··· Data supplied ···

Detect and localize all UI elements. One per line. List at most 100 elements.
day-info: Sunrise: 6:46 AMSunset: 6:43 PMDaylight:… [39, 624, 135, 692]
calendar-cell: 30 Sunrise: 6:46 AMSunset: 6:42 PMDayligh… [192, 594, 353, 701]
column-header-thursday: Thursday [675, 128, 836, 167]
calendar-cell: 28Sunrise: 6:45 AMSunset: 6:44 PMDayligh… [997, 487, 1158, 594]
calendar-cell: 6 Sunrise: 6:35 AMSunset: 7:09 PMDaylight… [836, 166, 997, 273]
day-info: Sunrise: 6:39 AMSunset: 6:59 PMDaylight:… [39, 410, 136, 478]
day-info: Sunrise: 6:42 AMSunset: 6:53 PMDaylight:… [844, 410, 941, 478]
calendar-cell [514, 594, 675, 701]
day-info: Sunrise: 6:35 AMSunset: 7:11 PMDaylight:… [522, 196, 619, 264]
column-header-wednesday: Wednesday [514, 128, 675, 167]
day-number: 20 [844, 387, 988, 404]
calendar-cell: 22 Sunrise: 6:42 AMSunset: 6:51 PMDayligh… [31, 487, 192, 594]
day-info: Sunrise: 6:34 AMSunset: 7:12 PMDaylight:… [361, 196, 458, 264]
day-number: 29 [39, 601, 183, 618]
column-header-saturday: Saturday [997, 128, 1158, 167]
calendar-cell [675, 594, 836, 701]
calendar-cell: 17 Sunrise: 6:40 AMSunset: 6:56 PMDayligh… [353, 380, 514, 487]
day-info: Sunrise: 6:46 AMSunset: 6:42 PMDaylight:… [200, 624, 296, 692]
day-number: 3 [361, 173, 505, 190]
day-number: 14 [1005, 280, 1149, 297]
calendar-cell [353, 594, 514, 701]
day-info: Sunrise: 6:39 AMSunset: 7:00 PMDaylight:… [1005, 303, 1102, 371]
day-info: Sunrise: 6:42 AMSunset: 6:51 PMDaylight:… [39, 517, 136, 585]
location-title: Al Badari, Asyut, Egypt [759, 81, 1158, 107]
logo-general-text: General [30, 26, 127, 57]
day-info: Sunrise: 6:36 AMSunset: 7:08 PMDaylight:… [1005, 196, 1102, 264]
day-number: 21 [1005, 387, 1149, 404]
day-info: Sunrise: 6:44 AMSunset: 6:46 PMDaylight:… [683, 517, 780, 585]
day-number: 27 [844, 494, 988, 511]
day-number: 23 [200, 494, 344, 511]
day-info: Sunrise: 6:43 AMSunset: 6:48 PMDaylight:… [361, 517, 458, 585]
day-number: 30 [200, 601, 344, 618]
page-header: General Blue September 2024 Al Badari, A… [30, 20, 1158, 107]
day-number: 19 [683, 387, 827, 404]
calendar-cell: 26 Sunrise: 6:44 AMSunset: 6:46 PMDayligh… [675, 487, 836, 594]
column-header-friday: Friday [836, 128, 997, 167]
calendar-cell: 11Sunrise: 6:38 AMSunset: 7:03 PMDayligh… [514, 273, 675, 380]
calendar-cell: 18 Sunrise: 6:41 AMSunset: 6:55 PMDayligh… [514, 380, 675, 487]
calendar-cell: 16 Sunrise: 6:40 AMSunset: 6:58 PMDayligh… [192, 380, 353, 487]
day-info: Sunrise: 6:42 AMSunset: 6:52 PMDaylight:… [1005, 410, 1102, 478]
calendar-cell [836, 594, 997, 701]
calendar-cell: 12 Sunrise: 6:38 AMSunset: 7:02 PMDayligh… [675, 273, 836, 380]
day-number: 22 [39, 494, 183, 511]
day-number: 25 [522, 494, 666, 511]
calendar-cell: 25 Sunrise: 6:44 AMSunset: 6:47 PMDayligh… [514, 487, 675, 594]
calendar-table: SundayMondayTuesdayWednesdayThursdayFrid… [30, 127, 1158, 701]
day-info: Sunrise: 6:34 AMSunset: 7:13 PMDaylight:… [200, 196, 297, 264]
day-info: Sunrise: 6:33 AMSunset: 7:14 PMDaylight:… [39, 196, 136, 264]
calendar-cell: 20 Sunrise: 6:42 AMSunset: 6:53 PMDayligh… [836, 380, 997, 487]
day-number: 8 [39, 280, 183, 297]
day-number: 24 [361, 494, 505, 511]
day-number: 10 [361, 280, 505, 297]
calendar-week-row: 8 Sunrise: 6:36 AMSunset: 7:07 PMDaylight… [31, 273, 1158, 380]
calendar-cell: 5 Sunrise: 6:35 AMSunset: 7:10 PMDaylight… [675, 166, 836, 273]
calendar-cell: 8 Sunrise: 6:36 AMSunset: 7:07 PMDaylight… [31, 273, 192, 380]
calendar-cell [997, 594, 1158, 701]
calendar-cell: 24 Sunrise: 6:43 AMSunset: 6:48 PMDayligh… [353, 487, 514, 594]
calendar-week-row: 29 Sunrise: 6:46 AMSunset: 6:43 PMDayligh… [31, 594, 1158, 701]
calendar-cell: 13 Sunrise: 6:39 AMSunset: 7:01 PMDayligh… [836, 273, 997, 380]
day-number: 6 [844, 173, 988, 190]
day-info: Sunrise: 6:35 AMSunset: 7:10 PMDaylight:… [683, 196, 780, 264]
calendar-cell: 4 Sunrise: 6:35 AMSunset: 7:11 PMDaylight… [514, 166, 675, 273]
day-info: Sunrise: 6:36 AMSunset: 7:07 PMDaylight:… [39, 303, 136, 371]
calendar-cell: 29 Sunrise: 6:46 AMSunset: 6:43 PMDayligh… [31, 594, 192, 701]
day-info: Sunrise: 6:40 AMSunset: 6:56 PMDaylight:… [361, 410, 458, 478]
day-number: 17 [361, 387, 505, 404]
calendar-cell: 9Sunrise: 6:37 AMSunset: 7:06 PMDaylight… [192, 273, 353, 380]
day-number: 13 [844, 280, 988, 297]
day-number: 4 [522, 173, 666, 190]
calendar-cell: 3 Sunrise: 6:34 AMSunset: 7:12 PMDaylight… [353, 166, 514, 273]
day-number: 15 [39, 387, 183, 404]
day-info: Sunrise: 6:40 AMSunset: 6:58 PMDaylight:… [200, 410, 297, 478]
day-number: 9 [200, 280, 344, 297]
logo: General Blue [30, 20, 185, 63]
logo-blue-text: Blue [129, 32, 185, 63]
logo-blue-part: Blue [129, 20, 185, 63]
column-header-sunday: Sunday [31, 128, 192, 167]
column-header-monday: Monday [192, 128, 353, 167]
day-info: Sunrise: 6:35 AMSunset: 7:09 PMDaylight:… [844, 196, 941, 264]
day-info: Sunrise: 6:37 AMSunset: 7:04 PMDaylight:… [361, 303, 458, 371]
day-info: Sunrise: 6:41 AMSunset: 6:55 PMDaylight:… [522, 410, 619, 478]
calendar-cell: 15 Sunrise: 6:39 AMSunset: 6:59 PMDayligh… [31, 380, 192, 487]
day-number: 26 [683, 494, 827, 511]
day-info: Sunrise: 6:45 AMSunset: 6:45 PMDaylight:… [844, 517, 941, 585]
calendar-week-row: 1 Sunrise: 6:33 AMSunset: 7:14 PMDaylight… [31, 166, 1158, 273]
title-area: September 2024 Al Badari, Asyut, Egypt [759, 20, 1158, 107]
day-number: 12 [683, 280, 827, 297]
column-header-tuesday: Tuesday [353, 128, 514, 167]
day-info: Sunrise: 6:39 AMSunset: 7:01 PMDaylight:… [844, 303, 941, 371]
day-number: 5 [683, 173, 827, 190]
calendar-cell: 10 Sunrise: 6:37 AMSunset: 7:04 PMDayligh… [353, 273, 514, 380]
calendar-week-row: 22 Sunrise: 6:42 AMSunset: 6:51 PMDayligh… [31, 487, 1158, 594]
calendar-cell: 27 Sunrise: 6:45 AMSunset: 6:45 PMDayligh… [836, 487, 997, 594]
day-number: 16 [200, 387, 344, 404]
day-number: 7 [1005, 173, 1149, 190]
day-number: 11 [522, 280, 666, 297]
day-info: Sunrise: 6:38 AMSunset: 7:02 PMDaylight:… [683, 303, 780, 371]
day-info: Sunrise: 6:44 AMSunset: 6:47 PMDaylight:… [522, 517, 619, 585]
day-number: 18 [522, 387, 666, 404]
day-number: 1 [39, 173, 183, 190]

···
··· Data supplied ···

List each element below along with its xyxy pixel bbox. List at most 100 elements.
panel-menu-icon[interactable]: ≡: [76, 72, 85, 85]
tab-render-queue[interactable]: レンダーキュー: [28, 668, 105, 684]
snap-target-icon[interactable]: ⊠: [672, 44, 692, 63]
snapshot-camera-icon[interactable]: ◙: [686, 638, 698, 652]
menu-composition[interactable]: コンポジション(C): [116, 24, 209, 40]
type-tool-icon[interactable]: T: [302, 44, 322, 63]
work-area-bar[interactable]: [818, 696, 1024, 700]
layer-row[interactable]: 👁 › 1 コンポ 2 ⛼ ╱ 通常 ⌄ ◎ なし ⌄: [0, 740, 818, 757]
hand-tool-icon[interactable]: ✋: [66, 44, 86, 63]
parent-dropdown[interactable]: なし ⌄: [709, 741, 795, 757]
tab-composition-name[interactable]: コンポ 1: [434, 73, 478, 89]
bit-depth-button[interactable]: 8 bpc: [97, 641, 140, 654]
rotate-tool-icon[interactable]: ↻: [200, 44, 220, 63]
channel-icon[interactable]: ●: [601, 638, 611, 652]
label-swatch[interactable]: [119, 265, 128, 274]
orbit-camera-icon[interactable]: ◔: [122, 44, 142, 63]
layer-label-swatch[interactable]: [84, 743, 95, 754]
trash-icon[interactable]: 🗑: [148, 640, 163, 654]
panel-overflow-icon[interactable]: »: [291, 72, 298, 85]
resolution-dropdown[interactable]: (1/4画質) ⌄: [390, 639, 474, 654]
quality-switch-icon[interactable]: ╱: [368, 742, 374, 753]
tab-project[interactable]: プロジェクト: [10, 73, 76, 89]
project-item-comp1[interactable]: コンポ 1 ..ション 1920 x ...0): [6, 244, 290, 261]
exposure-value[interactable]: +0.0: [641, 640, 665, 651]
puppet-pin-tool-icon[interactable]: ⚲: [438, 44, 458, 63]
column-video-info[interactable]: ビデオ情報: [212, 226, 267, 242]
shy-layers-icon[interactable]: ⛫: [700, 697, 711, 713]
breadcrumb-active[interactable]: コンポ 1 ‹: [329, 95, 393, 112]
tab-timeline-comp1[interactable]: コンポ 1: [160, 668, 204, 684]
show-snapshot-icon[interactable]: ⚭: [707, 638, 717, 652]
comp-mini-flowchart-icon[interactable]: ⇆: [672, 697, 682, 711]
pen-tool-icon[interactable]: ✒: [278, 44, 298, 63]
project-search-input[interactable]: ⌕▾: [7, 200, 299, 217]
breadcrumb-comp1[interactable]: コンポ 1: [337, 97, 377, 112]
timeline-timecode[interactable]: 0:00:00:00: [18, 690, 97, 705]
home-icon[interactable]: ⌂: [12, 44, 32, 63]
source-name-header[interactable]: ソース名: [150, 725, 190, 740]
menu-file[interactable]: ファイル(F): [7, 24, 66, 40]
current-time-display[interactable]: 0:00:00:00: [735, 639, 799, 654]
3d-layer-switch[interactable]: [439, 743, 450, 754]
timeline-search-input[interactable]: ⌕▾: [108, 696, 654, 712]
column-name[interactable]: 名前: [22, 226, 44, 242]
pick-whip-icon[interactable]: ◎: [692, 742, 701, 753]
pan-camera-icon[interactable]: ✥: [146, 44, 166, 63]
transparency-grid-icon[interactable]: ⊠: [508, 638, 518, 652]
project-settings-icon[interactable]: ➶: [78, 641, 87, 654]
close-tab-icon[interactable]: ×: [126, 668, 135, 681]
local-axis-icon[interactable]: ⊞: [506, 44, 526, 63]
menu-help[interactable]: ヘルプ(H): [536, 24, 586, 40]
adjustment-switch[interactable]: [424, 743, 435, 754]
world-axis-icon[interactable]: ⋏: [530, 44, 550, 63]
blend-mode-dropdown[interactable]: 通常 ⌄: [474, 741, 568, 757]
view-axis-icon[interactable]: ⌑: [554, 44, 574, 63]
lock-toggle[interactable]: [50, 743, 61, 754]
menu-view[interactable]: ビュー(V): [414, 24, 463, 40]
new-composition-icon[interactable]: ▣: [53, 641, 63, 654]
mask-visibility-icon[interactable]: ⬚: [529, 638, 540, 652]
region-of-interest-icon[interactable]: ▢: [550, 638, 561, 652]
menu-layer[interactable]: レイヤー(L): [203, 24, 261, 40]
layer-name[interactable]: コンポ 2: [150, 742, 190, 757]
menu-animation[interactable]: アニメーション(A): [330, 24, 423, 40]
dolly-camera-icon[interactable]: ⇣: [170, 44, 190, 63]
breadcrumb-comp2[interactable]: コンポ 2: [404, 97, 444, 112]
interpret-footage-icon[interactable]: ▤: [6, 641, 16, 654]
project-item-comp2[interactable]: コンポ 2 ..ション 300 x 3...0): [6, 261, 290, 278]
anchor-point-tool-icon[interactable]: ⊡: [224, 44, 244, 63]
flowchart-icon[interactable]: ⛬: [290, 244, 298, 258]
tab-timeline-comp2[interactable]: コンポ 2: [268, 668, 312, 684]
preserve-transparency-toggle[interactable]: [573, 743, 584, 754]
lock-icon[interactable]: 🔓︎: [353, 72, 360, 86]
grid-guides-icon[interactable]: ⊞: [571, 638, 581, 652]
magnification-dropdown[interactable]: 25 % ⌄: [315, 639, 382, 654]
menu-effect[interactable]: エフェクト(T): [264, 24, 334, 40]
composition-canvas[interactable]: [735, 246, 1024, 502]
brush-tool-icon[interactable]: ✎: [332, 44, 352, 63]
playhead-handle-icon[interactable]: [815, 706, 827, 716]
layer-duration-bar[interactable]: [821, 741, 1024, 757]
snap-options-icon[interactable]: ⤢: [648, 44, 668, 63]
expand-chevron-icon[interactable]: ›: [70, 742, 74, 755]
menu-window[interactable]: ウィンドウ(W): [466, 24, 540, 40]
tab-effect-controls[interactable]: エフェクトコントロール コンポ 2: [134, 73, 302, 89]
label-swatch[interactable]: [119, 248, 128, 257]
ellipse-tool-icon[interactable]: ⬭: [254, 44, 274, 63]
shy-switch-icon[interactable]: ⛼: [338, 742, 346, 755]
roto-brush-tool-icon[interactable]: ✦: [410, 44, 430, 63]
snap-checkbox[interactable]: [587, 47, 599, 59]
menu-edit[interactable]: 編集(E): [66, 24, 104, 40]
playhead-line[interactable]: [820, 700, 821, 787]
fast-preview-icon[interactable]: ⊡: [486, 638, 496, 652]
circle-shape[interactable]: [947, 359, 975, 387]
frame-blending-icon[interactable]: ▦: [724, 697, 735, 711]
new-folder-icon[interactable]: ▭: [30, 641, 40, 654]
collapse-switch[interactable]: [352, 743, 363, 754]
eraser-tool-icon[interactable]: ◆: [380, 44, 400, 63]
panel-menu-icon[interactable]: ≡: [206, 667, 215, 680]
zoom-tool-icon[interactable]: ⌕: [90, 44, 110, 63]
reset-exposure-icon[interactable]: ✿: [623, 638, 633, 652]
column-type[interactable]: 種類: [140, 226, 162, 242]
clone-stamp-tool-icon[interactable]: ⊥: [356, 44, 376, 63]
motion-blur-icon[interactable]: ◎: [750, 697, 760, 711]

···
··· Data supplied ···

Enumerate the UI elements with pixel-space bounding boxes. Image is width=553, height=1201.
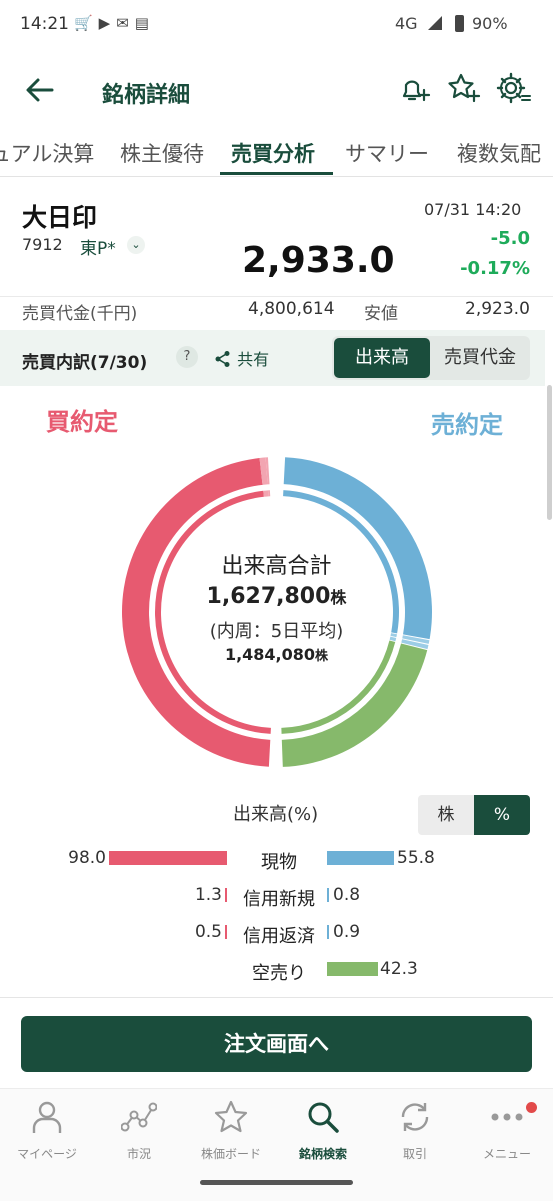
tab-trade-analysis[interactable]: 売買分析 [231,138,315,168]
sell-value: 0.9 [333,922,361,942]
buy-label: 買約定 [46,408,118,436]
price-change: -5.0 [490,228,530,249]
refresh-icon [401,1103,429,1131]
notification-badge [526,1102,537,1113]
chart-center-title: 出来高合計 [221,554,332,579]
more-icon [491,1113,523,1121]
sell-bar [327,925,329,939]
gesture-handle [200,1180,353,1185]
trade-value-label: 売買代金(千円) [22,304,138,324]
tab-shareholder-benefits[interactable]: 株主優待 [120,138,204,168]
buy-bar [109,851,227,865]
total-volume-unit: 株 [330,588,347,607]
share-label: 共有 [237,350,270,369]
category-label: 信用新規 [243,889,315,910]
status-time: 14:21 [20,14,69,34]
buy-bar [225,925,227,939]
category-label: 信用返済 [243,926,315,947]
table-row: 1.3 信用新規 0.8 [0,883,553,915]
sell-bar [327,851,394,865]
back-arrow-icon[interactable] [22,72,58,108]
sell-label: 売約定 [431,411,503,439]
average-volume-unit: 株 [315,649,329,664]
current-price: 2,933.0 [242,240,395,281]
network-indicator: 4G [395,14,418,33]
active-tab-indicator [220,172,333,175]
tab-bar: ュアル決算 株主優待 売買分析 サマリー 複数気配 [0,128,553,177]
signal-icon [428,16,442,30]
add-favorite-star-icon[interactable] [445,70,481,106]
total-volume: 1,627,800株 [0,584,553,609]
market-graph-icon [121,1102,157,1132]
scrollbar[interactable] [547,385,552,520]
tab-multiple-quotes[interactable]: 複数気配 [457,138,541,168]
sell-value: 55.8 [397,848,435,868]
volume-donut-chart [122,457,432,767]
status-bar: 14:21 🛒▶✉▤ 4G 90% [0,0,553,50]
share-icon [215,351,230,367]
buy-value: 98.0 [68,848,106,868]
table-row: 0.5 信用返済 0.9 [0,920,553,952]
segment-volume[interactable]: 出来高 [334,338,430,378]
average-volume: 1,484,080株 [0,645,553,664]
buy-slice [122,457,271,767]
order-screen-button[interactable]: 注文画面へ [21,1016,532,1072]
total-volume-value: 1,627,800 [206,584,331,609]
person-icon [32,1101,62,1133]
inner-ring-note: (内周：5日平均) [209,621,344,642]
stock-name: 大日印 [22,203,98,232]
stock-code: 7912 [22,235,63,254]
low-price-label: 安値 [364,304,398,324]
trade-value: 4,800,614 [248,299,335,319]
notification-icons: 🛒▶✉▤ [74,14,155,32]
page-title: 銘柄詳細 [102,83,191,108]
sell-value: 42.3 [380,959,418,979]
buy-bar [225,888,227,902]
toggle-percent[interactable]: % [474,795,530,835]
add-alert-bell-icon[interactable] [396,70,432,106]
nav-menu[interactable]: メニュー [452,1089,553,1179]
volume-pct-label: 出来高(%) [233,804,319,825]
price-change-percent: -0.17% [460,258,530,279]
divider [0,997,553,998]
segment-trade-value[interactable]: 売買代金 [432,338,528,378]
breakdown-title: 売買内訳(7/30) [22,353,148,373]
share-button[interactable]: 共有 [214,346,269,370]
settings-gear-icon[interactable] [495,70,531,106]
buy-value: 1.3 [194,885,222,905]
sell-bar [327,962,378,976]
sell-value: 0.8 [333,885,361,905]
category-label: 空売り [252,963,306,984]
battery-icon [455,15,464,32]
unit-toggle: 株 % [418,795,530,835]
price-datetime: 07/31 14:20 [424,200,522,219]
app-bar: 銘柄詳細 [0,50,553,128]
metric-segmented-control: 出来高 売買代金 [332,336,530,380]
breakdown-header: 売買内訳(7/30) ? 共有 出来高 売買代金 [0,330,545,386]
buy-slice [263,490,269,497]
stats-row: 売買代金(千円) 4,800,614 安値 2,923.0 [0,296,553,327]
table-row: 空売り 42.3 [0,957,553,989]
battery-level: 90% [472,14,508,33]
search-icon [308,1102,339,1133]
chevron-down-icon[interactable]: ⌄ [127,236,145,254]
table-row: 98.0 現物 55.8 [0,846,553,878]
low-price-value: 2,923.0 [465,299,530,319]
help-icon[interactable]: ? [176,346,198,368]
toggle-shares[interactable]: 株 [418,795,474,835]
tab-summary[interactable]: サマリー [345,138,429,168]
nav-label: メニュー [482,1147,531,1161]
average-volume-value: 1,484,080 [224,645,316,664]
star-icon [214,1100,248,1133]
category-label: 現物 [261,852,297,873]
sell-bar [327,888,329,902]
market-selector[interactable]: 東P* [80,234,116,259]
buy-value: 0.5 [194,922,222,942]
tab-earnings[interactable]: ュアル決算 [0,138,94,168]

···

**Objective**
Write out the lines of the data starting at the line that contains "tab-trade-analysis[interactable]: 売買分析 [231,138,315,168]" and ending at the line that contains "trade-value-label: 売買代金(千円) [22,304,138,324]", both included, exactly as they appear.

**Problem solution**
tab-trade-analysis[interactable]: 売買分析 [231,138,315,168]
sell-value: 0.9 [333,922,361,942]
buy-label: 買約定 [46,408,118,436]
price-change: -5.0 [490,228,530,249]
refresh-icon [401,1103,429,1131]
notification-badge [526,1102,537,1113]
chart-center-title: 出来高合計 [221,554,332,579]
more-icon [491,1113,523,1121]
sell-bar [327,925,329,939]
gesture-handle [200,1180,353,1185]
trade-value-label: 売買代金(千円) [22,304,138,324]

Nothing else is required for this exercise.